SHORT PROBLEM -> Please print every one of the entries below again, word for word and in the same order.

STORED ROWS ->
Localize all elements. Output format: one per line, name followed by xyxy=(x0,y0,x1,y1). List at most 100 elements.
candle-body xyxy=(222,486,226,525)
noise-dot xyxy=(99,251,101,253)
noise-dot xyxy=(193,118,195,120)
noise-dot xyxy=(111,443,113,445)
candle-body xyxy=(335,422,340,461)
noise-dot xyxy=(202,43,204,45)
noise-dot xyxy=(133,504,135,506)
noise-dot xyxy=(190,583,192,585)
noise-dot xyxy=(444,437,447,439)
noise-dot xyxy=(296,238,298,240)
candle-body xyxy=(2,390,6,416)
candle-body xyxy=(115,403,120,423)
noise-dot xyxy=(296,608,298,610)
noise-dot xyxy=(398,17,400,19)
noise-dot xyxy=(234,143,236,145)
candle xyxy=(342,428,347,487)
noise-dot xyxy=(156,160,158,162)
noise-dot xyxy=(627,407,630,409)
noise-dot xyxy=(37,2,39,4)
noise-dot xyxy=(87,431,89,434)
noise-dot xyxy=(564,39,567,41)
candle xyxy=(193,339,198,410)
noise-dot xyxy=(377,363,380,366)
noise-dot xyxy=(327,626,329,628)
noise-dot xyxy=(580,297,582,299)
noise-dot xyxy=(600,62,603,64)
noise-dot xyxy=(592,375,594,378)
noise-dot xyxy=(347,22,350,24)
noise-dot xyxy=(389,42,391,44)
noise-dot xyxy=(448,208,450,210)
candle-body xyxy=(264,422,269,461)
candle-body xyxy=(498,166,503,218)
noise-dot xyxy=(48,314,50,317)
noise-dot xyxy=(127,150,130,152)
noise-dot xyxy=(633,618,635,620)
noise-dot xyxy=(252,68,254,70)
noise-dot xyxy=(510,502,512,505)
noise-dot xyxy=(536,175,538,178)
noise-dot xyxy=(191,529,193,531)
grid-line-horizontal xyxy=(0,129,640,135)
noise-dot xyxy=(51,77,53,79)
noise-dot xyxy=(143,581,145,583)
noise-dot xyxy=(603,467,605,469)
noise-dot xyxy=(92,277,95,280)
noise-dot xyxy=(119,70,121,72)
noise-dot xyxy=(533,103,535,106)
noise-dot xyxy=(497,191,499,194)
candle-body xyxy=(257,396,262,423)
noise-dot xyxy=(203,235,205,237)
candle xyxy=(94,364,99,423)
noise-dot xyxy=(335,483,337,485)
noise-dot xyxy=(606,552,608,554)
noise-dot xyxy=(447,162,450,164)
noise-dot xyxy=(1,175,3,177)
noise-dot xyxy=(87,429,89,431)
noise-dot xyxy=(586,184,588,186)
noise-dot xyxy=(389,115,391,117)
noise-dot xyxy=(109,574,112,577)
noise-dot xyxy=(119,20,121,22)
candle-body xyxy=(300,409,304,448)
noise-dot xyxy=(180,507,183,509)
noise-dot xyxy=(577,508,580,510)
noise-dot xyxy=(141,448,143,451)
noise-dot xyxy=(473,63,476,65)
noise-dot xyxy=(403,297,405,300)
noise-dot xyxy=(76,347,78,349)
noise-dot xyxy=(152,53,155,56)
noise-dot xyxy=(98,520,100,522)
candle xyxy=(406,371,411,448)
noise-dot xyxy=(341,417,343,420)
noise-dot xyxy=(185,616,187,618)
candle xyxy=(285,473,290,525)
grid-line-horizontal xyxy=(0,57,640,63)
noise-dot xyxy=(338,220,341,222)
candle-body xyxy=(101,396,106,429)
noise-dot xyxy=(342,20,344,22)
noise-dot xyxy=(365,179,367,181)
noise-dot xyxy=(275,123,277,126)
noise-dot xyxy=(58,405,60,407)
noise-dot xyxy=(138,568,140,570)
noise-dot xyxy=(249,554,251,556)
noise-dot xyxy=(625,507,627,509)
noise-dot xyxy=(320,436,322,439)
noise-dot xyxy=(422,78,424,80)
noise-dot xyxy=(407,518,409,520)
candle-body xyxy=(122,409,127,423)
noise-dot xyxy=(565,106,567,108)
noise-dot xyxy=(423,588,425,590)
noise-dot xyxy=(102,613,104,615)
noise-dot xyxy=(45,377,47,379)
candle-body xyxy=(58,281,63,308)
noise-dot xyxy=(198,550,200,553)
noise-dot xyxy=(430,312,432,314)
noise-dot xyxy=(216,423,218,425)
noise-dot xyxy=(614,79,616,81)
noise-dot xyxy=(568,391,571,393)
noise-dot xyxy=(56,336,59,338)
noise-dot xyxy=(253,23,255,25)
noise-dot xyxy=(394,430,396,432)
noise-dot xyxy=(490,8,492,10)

TASK RESULT ->
Localize all elements. Output format: one per line, name followed by xyxy=(x0,y0,x1,y1). List at most 100 elements.
candle-body xyxy=(222,486,226,525)
noise-dot xyxy=(99,251,101,253)
noise-dot xyxy=(193,118,195,120)
noise-dot xyxy=(111,443,113,445)
candle-body xyxy=(335,422,340,461)
noise-dot xyxy=(202,43,204,45)
noise-dot xyxy=(133,504,135,506)
noise-dot xyxy=(190,583,192,585)
noise-dot xyxy=(444,437,447,439)
noise-dot xyxy=(296,238,298,240)
candle-body xyxy=(2,390,6,416)
candle-body xyxy=(115,403,120,423)
noise-dot xyxy=(296,608,298,610)
noise-dot xyxy=(398,17,400,19)
noise-dot xyxy=(234,143,236,145)
candle xyxy=(342,428,347,487)
noise-dot xyxy=(156,160,158,162)
noise-dot xyxy=(627,407,630,409)
noise-dot xyxy=(37,2,39,4)
noise-dot xyxy=(87,431,89,434)
noise-dot xyxy=(564,39,567,41)
candle xyxy=(193,339,198,410)
noise-dot xyxy=(377,363,380,366)
noise-dot xyxy=(327,626,329,628)
noise-dot xyxy=(580,297,582,299)
noise-dot xyxy=(600,62,603,64)
noise-dot xyxy=(592,375,594,378)
noise-dot xyxy=(347,22,350,24)
noise-dot xyxy=(389,42,391,44)
noise-dot xyxy=(448,208,450,210)
candle-body xyxy=(264,422,269,461)
candle-body xyxy=(498,166,503,218)
noise-dot xyxy=(48,314,50,317)
noise-dot xyxy=(127,150,130,152)
noise-dot xyxy=(633,618,635,620)
noise-dot xyxy=(252,68,254,70)
noise-dot xyxy=(510,502,512,505)
noise-dot xyxy=(536,175,538,178)
noise-dot xyxy=(191,529,193,531)
grid-line-horizontal xyxy=(0,129,640,135)
noise-dot xyxy=(51,77,53,79)
noise-dot xyxy=(143,581,145,583)
noise-dot xyxy=(603,467,605,469)
noise-dot xyxy=(92,277,95,280)
noise-dot xyxy=(119,70,121,72)
noise-dot xyxy=(533,103,535,106)
noise-dot xyxy=(497,191,499,194)
candle-body xyxy=(257,396,262,423)
noise-dot xyxy=(203,235,205,237)
candle xyxy=(94,364,99,423)
noise-dot xyxy=(335,483,337,485)
noise-dot xyxy=(606,552,608,554)
noise-dot xyxy=(447,162,450,164)
noise-dot xyxy=(1,175,3,177)
noise-dot xyxy=(87,429,89,431)
noise-dot xyxy=(586,184,588,186)
noise-dot xyxy=(389,115,391,117)
noise-dot xyxy=(109,574,112,577)
noise-dot xyxy=(119,20,121,22)
candle-body xyxy=(300,409,304,448)
noise-dot xyxy=(180,507,183,509)
noise-dot xyxy=(577,508,580,510)
noise-dot xyxy=(141,448,143,451)
noise-dot xyxy=(473,63,476,65)
noise-dot xyxy=(403,297,405,300)
noise-dot xyxy=(76,347,78,349)
noise-dot xyxy=(152,53,155,56)
noise-dot xyxy=(98,520,100,522)
candle xyxy=(406,371,411,448)
noise-dot xyxy=(341,417,343,420)
noise-dot xyxy=(185,616,187,618)
candle xyxy=(285,473,290,525)
grid-line-horizontal xyxy=(0,57,640,63)
noise-dot xyxy=(338,220,341,222)
candle-body xyxy=(101,396,106,429)
noise-dot xyxy=(342,20,344,22)
noise-dot xyxy=(365,179,367,181)
noise-dot xyxy=(275,123,277,126)
noise-dot xyxy=(58,405,60,407)
noise-dot xyxy=(138,568,140,570)
noise-dot xyxy=(249,554,251,556)
noise-dot xyxy=(625,507,627,509)
noise-dot xyxy=(320,436,322,439)
noise-dot xyxy=(422,78,424,80)
noise-dot xyxy=(407,518,409,520)
candle-body xyxy=(122,409,127,423)
noise-dot xyxy=(565,106,567,108)
noise-dot xyxy=(423,588,425,590)
noise-dot xyxy=(102,613,104,615)
noise-dot xyxy=(45,377,47,379)
candle-body xyxy=(58,281,63,308)
noise-dot xyxy=(198,550,200,553)
noise-dot xyxy=(430,312,432,314)
noise-dot xyxy=(216,423,218,425)
noise-dot xyxy=(614,79,616,81)
noise-dot xyxy=(568,391,571,393)
noise-dot xyxy=(56,336,59,338)
noise-dot xyxy=(253,23,255,25)
noise-dot xyxy=(394,430,396,432)
noise-dot xyxy=(490,8,492,10)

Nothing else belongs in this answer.